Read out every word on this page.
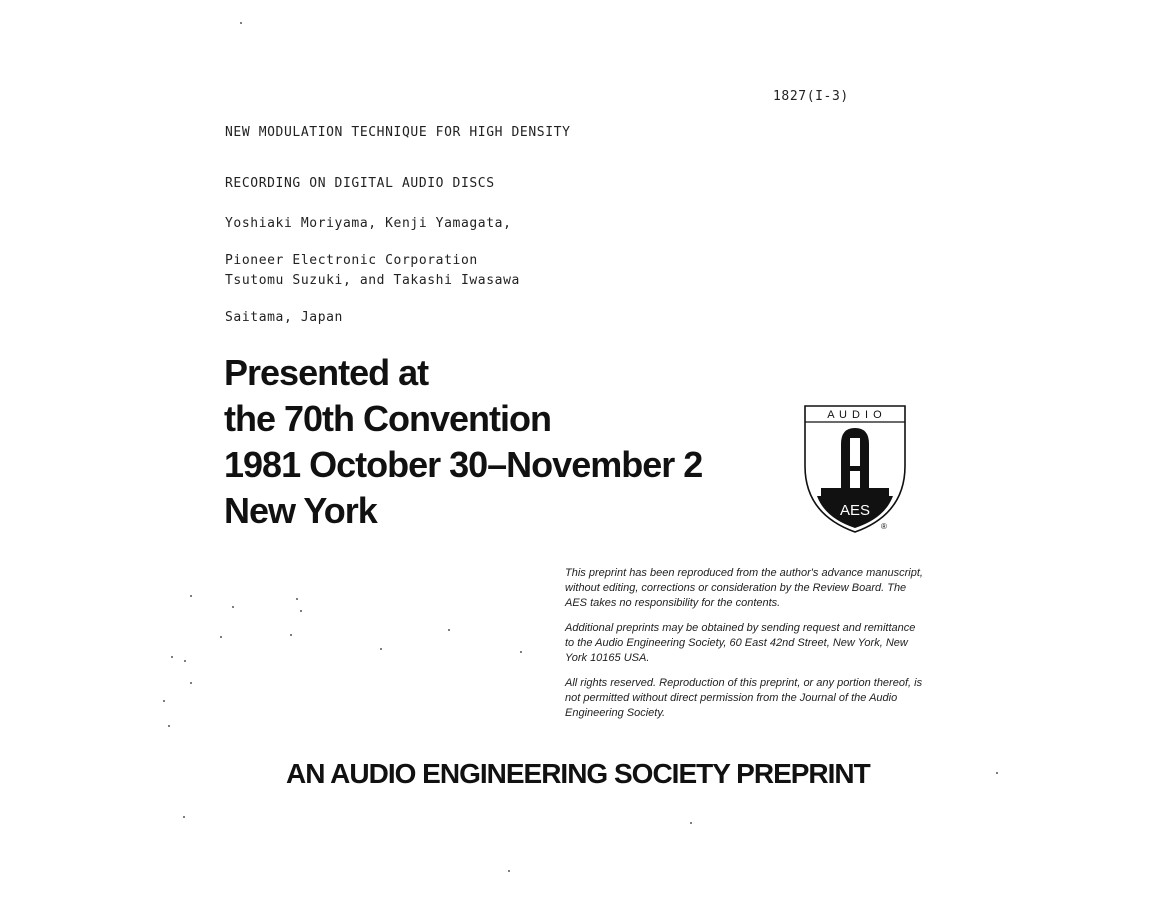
NEW MODULATION TECHNIQUE FOR HIGH DENSITY

RECORDING ON DIGITAL AUDIO DISCS

1827(I-3)

Yoshiaki Moriyama, Kenji Yamagata,

Tsutomu Suzuki, and Takashi Iwasawa

Pioneer Electronic Corporation

Saitama, Japan

Presented at
the 70th Convention
1981 October 30–November 2
New York
A U D I O
AES
®

This preprint has been reproduced from the author's advance manuscript, without editing, corrections or consideration by the Review Board. The AES takes no responsibility for the contents.

Additional preprints may be obtained by sending request and remittance to the Audio Engineering Society, 60 East 42nd Street, New York, New York 10165 USA.

All rights reserved. Reproduction of this preprint, or any portion thereof, is not permitted without direct permission from the Journal of the Audio Engineering Society.

AN AUDIO ENGINEERING SOCIETY PREPRINT
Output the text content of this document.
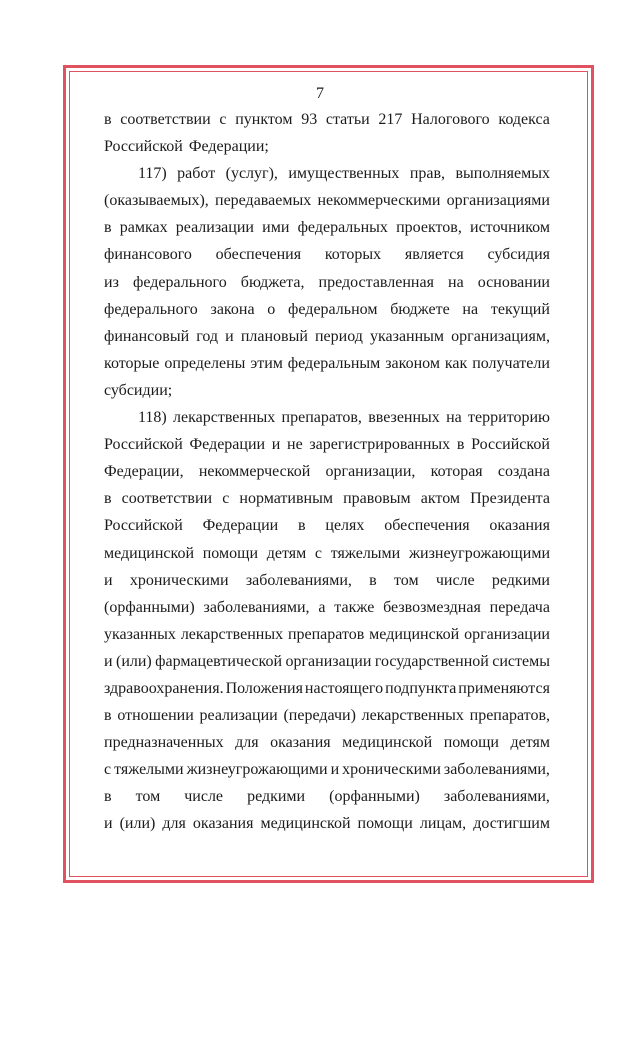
7
в соответствии с пунктом 93 статьи 217 Налогового кодекса
Российской Федерации;
117) работ (услуг), имущественных прав, выполняемых
(оказываемых), передаваемых некоммерческими организациями
в рамках реализации ими федеральных проектов, источником
финансового обеспечения которых является субсидия
из федерального бюджета, предоставленная на основании
федерального закона о федеральном бюджете на текущий
финансовый год и плановый период указанным организациям,
которые определены этим федеральным законом как получатели
субсидии;
118) лекарственных препаратов, ввезенных на территорию
Российской Федерации и не зарегистрированных в Российской
Федерации, некоммерческой организации, которая создана
в соответствии с нормативным правовым актом Президента
Российской Федерации в целях обеспечения оказания
медицинской помощи детям с тяжелыми жизнеугрожающими
и хроническими заболеваниями, в том числе редкими
(орфанными) заболеваниями, а также безвозмездная передача
указанных лекарственных препаратов медицинской организации
и (или) фармацевтической организации государственной системы
здравоохранения. Положения настоящего подпункта применяются
в отношении реализации (передачи) лекарственных препаратов,
предназначенных для оказания медицинской помощи детям
с тяжелыми жизнеугрожающими и хроническими заболеваниями,
в том числе редкими (орфанными) заболеваниями,
и (или) для оказания медицинской помощи лицам, достигшим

## WRITTEN EXERCISE
Reproduce the material word for word, minus the images.

## EXERCISE RESULT
Read out every word on this page.
NEW MODULATION TECHNIQUE FOR HIGH DENSITY

RECORDING ON DIGITAL AUDIO DISCS

1827(I-3)

Yoshiaki Moriyama, Kenji Yamagata,

Tsutomu Suzuki, and Takashi Iwasawa

Pioneer Electronic Corporation

Saitama, Japan

Presented at
the 70th Convention
1981 October 30–November 2
New York
A U D I O
AES
®

This preprint has been reproduced from the author's advance manuscript, without editing, corrections or consideration by the Review Board. The AES takes no responsibility for the contents.

Additional preprints may be obtained by sending request and remittance to the Audio Engineering Society, 60 East 42nd Street, New York, New York 10165 USA.

All rights reserved. Reproduction of this preprint, or any portion thereof, is not permitted without direct permission from the Journal of the Audio Engineering Society.

AN AUDIO ENGINEERING SOCIETY PREPRINT
Output the text content of this document.
7
в соответствии с пунктом 93 статьи 217 Налогового кодекса
Российской Федерации;
117) работ (услуг), имущественных прав, выполняемых
(оказываемых), передаваемых некоммерческими организациями
в рамках реализации ими федеральных проектов, источником
финансового обеспечения которых является субсидия
из федерального бюджета, предоставленная на основании
федерального закона о федеральном бюджете на текущий
финансовый год и плановый период указанным организациям,
которые определены этим федеральным законом как получатели
субсидии;
118) лекарственных препаратов, ввезенных на территорию
Российской Федерации и не зарегистрированных в Российской
Федерации, некоммерческой организации, которая создана
в соответствии с нормативным правовым актом Президента
Российской Федерации в целях обеспечения оказания
медицинской помощи детям с тяжелыми жизнеугрожающими
и хроническими заболеваниями, в том числе редкими
(орфанными) заболеваниями, а также безвозмездная передача
указанных лекарственных препаратов медицинской организации
и (или) фармацевтической организации государственной системы
здравоохранения. Положения настоящего подпункта применяются
в отношении реализации (передачи) лекарственных препаратов,
предназначенных для оказания медицинской помощи детям
с тяжелыми жизнеугрожающими и хроническими заболеваниями,
в том числе редкими (орфанными) заболеваниями,
и (или) для оказания медицинской помощи лицам, достигшим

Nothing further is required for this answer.